● Stated exercise:
Pull out every line in the data that has the string "Santos" in it.

● Supplied data:

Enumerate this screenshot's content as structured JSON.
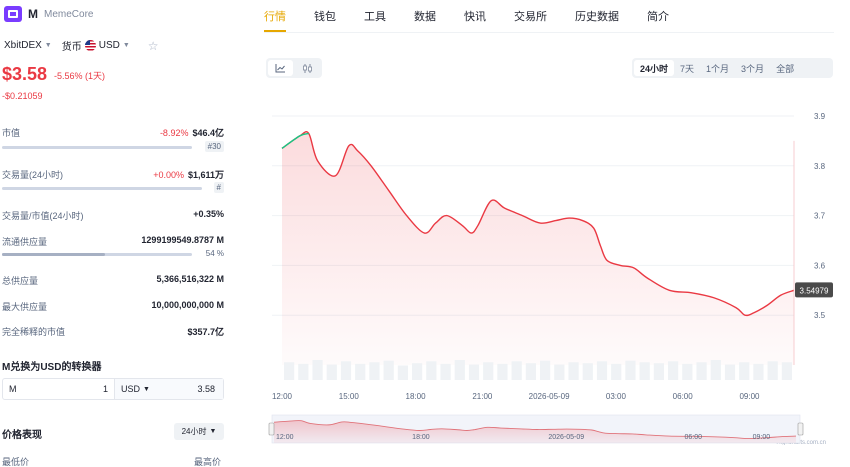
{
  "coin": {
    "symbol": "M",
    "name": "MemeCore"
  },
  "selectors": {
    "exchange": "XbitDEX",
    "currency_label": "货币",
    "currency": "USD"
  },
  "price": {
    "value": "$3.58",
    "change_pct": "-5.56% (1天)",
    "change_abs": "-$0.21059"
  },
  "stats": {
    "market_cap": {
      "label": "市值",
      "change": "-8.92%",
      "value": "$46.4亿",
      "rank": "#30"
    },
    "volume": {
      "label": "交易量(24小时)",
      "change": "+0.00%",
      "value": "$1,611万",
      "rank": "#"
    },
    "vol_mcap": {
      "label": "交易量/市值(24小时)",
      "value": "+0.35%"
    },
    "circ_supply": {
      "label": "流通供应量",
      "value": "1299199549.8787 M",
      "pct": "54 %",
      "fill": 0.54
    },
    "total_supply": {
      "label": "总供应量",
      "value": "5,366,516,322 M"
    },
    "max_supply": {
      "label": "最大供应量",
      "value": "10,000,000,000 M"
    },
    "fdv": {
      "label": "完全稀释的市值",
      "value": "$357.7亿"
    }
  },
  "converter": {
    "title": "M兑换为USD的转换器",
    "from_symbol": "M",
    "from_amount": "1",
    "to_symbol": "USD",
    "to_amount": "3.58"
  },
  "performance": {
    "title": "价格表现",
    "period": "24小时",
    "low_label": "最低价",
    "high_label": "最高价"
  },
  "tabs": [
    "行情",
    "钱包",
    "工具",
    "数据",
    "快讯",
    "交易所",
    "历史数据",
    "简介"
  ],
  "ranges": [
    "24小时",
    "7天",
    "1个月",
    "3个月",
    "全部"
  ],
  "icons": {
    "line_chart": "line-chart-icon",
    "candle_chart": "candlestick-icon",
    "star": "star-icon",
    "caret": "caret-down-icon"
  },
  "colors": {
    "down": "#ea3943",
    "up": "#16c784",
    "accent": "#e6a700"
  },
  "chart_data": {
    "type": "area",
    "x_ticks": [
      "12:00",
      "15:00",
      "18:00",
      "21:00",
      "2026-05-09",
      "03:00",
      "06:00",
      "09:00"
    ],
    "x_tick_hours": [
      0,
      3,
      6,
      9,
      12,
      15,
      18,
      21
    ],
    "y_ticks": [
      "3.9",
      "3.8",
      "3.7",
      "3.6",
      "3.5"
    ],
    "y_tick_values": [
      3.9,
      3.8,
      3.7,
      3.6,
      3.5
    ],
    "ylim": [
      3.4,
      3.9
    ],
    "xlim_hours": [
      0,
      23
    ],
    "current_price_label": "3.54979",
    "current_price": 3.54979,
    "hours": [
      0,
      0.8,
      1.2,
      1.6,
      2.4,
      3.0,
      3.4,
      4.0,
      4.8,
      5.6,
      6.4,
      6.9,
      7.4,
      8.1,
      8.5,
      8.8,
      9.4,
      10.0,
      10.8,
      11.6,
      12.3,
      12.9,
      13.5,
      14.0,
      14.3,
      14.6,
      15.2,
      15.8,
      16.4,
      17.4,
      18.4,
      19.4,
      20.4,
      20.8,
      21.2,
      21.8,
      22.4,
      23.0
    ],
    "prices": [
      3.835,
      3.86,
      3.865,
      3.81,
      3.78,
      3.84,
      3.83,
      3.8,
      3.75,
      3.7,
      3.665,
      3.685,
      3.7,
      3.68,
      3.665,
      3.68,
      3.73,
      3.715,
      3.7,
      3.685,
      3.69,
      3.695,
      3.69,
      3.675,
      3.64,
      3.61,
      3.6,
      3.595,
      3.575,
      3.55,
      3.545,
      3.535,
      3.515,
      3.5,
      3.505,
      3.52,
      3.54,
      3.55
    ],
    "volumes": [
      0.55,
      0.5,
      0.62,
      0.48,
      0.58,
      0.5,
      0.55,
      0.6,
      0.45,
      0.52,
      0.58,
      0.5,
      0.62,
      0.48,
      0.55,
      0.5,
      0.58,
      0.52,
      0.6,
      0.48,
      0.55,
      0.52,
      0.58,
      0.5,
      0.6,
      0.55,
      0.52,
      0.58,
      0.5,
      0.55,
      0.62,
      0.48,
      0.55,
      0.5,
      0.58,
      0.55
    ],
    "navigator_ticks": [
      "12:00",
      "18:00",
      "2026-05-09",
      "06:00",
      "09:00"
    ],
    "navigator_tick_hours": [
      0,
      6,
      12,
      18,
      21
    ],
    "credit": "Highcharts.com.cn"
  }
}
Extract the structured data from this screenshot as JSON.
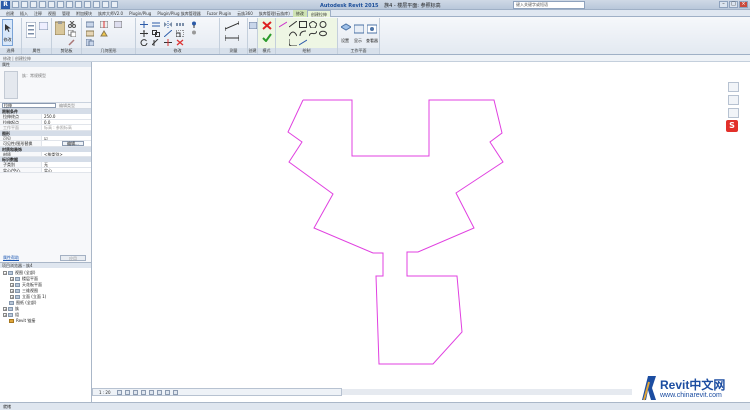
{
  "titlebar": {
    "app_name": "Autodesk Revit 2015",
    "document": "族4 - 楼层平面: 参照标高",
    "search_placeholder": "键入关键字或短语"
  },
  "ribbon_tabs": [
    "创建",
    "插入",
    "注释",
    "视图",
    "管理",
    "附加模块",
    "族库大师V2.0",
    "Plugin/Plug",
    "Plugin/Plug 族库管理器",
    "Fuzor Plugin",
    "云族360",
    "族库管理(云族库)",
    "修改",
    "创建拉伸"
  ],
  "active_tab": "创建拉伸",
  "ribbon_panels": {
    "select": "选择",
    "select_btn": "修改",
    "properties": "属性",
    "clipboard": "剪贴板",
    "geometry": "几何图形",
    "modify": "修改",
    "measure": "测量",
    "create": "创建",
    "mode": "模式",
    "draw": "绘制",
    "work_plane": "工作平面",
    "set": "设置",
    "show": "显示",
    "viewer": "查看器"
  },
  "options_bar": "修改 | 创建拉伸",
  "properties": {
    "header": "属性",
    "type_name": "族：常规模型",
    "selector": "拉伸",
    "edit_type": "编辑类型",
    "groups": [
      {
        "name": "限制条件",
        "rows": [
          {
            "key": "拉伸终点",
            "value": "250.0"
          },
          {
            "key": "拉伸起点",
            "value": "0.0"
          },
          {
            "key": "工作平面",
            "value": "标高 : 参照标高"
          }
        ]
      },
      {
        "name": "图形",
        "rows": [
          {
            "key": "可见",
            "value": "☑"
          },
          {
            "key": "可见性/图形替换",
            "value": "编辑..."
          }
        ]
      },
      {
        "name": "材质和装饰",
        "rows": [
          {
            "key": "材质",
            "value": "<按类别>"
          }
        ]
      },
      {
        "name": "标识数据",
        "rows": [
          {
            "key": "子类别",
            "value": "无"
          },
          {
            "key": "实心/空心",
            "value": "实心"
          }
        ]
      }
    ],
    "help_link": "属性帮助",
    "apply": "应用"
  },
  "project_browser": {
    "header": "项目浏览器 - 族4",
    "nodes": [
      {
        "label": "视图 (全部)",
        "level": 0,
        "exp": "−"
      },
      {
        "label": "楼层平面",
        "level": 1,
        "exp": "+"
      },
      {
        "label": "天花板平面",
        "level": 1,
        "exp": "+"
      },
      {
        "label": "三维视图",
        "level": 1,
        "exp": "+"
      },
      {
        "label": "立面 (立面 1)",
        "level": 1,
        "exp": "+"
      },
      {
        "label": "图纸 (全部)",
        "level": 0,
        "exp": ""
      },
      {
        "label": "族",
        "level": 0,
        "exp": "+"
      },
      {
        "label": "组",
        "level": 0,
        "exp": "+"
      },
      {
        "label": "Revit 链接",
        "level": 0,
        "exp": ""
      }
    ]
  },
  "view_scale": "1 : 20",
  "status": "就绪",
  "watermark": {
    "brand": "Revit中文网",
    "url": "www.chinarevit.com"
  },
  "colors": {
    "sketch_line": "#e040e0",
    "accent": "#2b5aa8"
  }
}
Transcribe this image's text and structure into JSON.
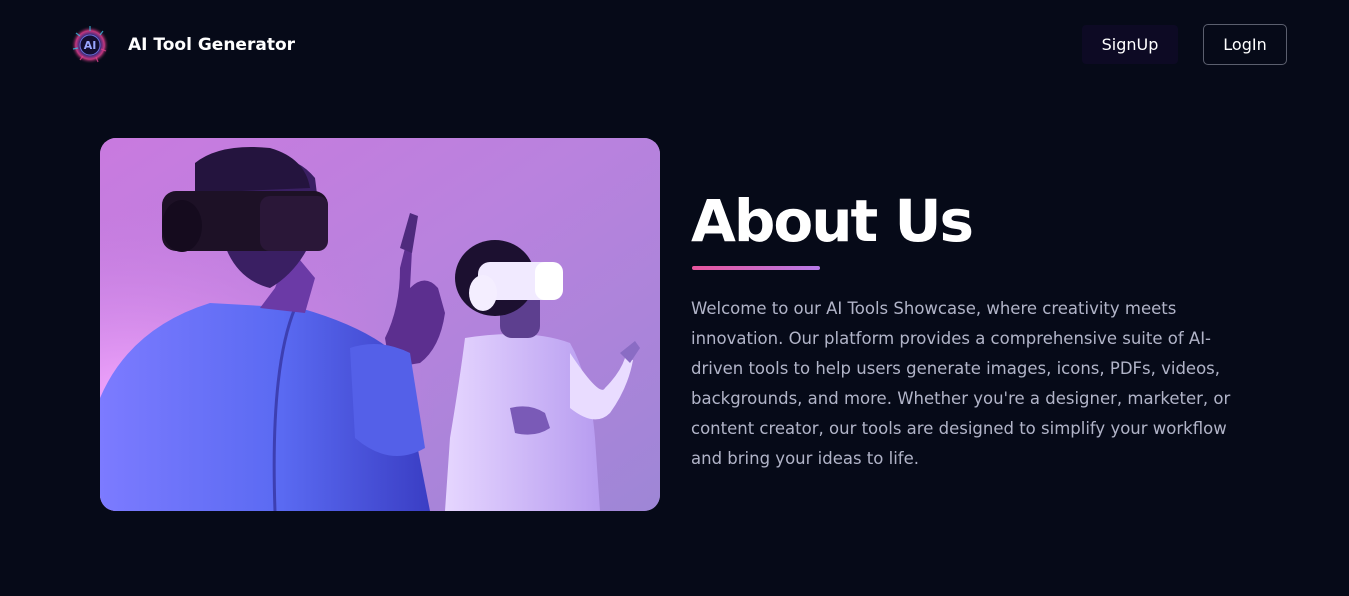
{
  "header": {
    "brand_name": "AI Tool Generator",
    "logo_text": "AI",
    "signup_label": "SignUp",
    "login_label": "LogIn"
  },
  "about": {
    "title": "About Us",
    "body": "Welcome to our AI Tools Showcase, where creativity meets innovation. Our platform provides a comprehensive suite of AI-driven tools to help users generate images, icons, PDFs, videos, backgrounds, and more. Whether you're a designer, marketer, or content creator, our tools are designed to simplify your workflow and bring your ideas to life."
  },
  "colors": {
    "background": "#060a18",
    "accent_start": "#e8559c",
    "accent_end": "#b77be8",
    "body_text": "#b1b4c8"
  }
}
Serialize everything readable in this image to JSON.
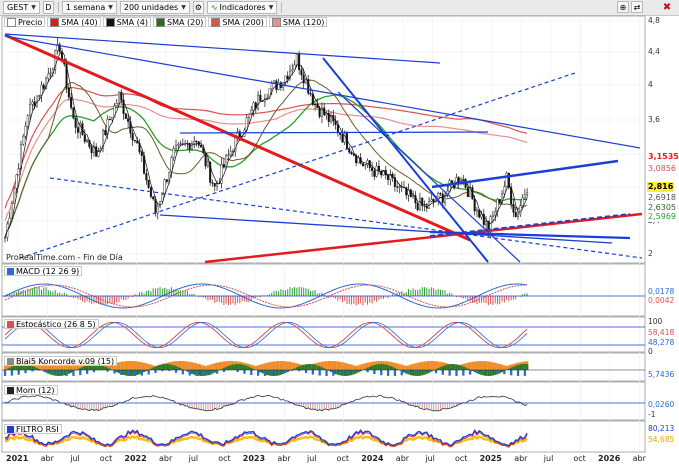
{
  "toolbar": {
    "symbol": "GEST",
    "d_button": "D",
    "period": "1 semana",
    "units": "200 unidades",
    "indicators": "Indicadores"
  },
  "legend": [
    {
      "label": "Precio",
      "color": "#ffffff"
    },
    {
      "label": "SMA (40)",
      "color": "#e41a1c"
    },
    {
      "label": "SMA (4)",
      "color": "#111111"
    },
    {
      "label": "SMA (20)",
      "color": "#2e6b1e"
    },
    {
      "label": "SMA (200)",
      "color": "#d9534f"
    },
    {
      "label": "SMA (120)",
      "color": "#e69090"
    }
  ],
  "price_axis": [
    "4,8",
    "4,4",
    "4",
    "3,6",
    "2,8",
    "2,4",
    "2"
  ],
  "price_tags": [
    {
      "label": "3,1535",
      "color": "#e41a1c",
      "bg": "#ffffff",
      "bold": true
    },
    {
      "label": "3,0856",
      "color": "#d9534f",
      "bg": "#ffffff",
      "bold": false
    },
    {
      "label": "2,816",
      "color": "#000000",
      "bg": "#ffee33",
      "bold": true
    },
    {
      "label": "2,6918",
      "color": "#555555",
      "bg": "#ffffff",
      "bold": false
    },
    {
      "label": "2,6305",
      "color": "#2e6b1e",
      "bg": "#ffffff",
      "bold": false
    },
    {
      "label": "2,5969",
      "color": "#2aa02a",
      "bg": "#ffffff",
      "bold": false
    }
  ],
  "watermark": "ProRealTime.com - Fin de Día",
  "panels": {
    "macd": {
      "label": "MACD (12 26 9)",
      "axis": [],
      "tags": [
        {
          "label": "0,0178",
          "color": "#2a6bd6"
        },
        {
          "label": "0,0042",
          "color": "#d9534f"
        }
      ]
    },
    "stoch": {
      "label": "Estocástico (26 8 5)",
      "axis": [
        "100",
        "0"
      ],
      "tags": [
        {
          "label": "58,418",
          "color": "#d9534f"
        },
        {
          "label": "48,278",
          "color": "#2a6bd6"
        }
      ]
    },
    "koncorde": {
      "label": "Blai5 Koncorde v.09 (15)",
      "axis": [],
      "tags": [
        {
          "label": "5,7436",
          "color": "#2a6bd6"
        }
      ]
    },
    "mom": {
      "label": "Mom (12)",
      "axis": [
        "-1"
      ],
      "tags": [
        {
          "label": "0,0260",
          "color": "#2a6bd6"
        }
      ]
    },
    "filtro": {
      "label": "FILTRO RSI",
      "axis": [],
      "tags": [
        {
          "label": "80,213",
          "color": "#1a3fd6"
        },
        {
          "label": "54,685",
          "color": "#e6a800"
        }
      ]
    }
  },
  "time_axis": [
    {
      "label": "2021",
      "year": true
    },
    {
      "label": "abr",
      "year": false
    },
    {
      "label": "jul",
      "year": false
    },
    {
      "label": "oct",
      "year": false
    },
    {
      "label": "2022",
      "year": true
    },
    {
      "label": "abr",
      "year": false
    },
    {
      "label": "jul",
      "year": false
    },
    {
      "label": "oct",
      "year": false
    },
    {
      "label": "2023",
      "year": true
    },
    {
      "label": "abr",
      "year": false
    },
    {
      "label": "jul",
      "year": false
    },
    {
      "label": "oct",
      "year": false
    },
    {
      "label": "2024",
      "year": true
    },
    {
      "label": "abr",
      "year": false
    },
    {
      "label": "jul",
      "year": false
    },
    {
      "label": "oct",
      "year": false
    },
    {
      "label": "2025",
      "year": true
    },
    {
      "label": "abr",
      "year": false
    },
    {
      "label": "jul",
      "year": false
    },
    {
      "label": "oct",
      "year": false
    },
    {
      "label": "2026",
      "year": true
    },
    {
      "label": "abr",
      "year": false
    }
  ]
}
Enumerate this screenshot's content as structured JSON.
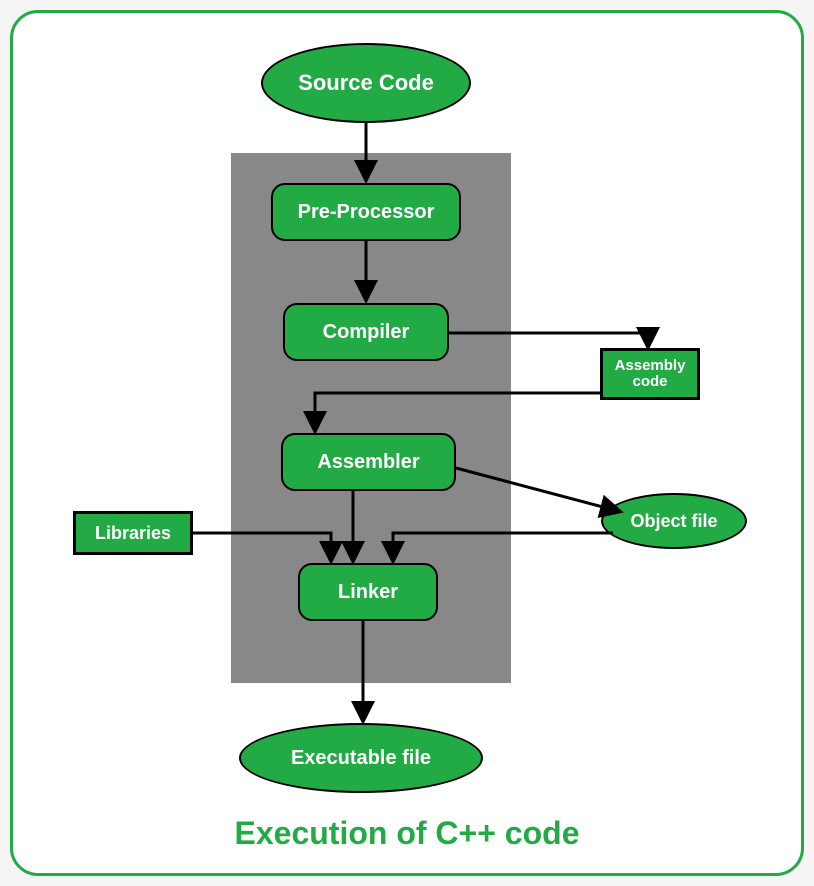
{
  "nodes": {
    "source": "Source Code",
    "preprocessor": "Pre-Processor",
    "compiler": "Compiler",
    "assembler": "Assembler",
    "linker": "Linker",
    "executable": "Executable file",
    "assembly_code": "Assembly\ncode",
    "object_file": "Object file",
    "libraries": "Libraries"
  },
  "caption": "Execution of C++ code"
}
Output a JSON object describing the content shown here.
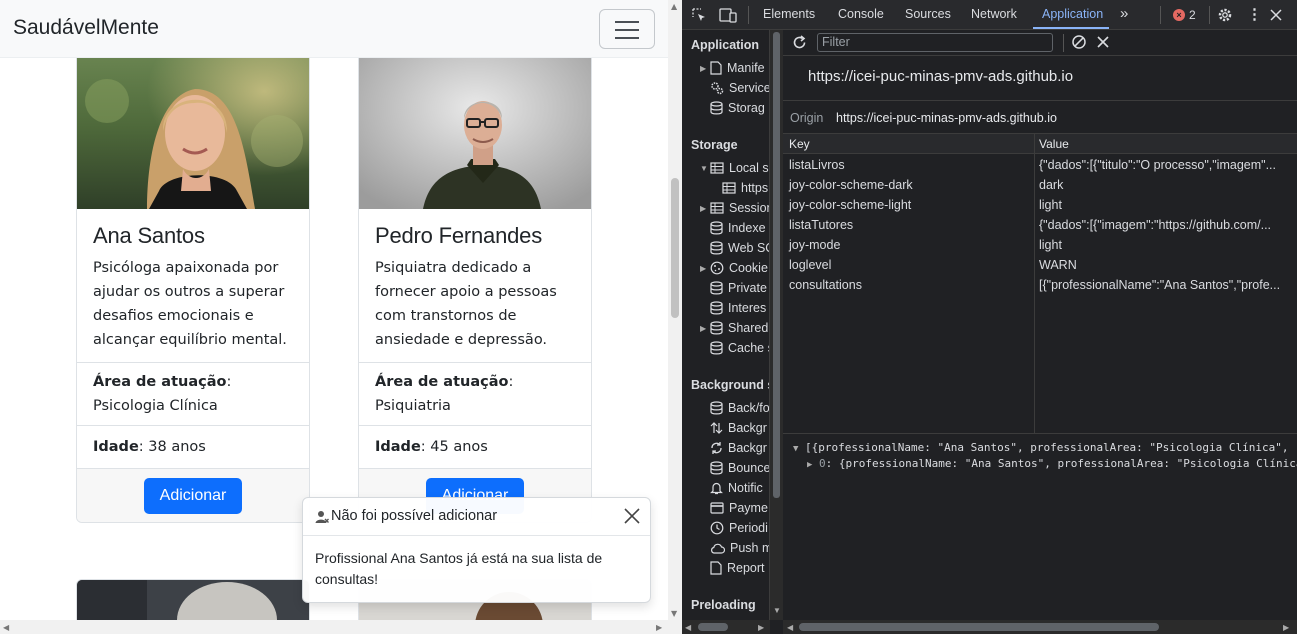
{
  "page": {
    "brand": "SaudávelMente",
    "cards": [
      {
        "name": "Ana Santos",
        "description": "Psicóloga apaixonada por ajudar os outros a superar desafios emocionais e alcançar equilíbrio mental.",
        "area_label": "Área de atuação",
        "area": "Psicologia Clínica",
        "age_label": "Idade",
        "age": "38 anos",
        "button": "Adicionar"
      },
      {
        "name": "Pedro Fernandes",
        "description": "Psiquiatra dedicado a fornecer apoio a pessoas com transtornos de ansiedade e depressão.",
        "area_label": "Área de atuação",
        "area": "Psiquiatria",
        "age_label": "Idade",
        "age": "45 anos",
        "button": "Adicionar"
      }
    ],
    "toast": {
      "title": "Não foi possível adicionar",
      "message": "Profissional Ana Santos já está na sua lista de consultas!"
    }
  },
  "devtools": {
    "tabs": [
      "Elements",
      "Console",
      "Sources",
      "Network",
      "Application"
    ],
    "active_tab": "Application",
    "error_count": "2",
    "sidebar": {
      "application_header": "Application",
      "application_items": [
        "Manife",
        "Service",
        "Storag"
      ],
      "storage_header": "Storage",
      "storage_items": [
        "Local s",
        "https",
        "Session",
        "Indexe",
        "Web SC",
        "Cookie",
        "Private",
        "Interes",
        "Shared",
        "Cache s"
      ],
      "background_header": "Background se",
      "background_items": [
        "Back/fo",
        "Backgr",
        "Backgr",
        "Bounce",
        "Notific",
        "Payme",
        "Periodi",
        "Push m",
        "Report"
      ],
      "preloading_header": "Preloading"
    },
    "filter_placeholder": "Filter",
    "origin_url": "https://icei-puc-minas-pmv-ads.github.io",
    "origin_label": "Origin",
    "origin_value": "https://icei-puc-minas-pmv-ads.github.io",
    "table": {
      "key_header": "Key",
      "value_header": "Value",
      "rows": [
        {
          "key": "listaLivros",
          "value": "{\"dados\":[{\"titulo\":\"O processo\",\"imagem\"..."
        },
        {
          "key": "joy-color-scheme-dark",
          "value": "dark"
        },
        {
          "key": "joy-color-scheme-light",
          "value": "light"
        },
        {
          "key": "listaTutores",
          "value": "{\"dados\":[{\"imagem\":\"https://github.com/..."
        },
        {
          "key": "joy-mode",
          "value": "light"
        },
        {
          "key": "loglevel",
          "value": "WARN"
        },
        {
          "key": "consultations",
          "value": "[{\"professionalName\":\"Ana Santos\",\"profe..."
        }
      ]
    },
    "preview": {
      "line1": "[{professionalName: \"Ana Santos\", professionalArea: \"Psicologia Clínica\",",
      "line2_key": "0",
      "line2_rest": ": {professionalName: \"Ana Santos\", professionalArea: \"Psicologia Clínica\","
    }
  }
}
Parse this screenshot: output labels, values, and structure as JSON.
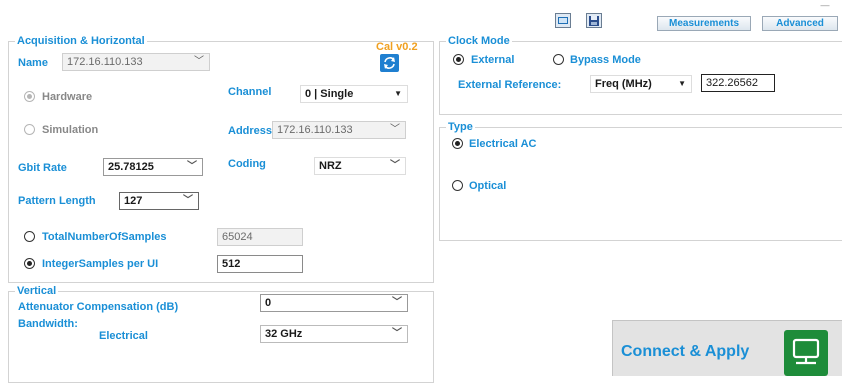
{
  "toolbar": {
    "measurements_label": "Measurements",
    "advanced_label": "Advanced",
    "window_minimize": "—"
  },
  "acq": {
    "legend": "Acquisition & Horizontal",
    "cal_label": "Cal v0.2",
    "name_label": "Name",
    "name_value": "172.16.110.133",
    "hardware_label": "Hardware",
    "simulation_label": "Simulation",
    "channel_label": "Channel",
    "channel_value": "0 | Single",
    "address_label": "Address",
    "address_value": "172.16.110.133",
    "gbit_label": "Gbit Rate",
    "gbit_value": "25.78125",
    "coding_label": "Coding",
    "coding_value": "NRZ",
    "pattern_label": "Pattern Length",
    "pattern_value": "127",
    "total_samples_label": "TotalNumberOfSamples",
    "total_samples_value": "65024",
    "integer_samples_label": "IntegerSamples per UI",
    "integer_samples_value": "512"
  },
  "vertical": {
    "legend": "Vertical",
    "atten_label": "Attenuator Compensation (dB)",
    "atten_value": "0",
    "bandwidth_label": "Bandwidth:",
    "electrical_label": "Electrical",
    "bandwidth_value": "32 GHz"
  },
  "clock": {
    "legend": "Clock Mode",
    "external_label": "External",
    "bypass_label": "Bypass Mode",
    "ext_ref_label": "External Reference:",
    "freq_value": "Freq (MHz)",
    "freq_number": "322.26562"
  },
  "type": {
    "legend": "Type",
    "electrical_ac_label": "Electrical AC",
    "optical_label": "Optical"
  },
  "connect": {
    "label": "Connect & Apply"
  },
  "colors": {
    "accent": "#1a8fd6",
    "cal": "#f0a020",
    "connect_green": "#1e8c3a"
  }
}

● Solved problem:
        "name": "Ana Santos",
      "message": "Profissional Ana Santos já está na sua lista de consultas!"
          "value": "[{\"professionalName\":\"Ana Santos\",\"profe..."
      "line1": "[{professionalName: \"Ana Santos\", professionalArea: \"Psicologia Clínica\",",
      "line2_rest": ": {professionalName: \"Ana Santos\", professionalArea: \"Psicologia Clínica\","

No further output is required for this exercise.